Dataset entries:
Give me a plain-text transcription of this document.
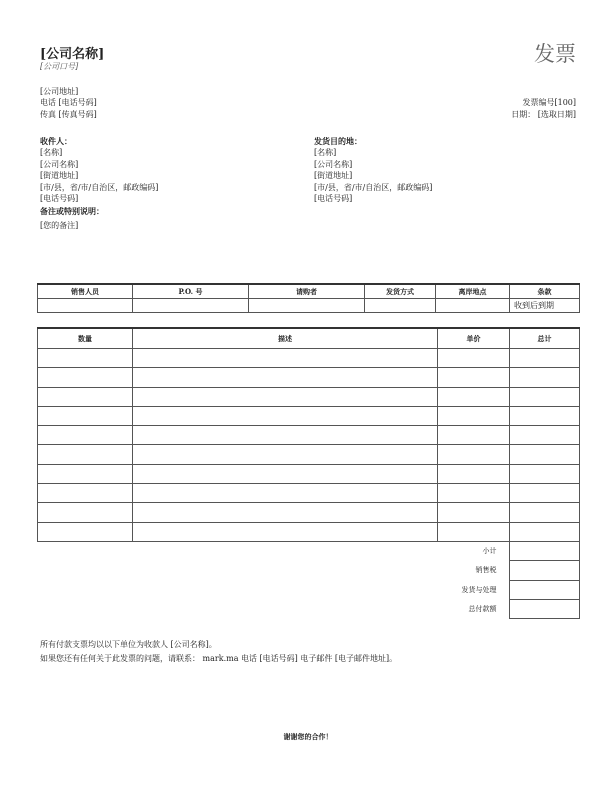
[公司名称]
[公司口号]
[公司地址]
电话 [电话号码]
传真 [传真号码]
发票
发票编号[100]
日期： [选取日期]
收件人：
[名称]
[公司名称]
[街道地址]
[市/县，省/市/自治区，邮政编码]
[电话号码]
备注或特别说明：
[您的备注]
发货目的地：
[名称]
[公司名称]
[街道地址]
[市/县，省/市/自治区，邮政编码]
[电话号码]
销售人员	P.O. 号	请购者	发货方式	离岸地点	条款
					收到后到期
数量	描述	单价	总计

小计	
销售税	
发货与处理	
总付款额	
所有付款支票均以以下单位为收款人 [公司名称]。
如果您还有任何关于此发票的问题，请联系： mark.ma 电话 [电话号码] 电子邮件 [电子邮件地址]。
谢谢您的合作！
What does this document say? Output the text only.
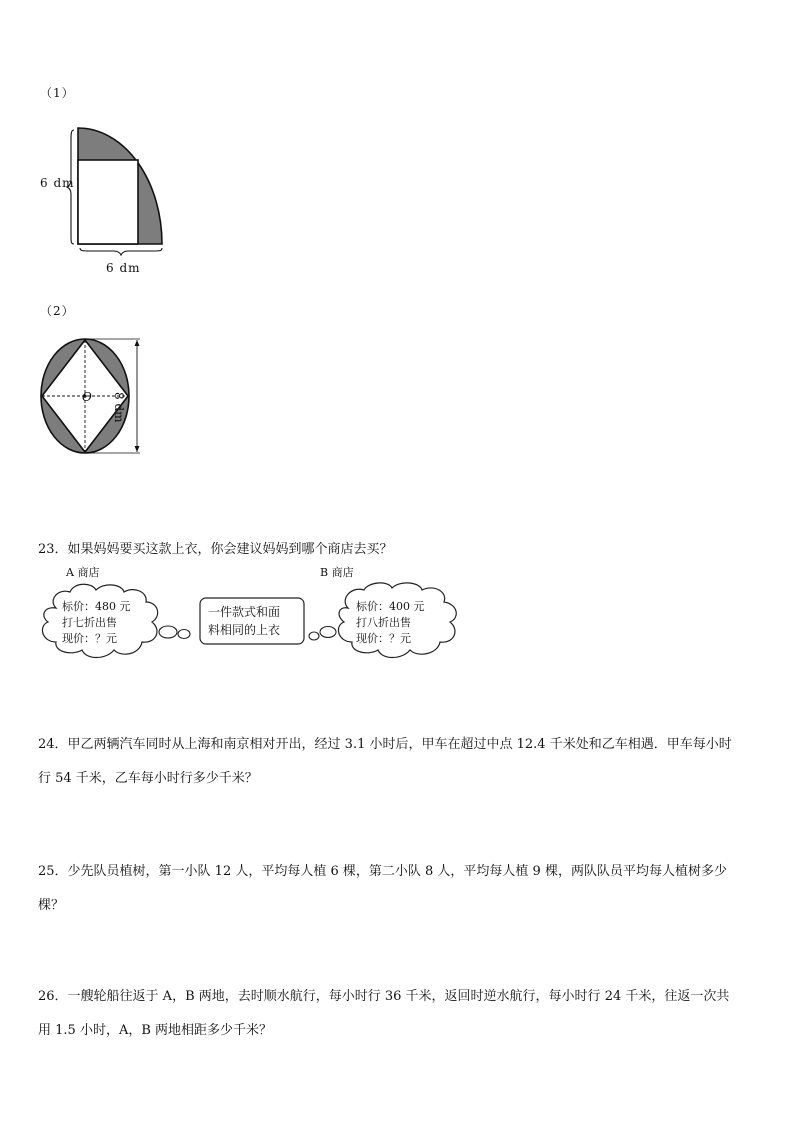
（1）
6 dm
6 dm
（2）
O 8 dm
23．如果妈妈要买这款上衣，你会建议妈妈到哪个商店去买？
A 商店	B 商店
标价：480 元
打七折出售
现价：？元
一件款式和面
料相同的上衣
标价：400 元
打八折出售
现价：？元
24．甲乙两辆汽车同时从上海和南京相对开出，经过 3.1 小时后，甲车在超过中点 12.4 千米处和乙车相遇．甲车每小时行 54 千米，乙车每小时行多少千米？
25．少先队员植树，第一小队 12 人，平均每人植 6 棵，第二小队 8 人，平均每人植 9 棵，两队队员平均每人植树多少棵？
26．一艘轮船往返于 A，B 两地，去时顺水航行，每小时行 36 千米，返回时逆水航行，每小时行 24 千米，往返一次共用 1.5 小时，A，B 两地相距多少千米？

> Set exercise: Pull every line containing "电话号码" out of the records.

> Full solution:
电话 [电话号码]
[电话号码]
[电话号码]
如果您还有任何关于此发票的问题，请联系： mark.ma 电话 [电话号码] 电子邮件 [电子邮件地址]。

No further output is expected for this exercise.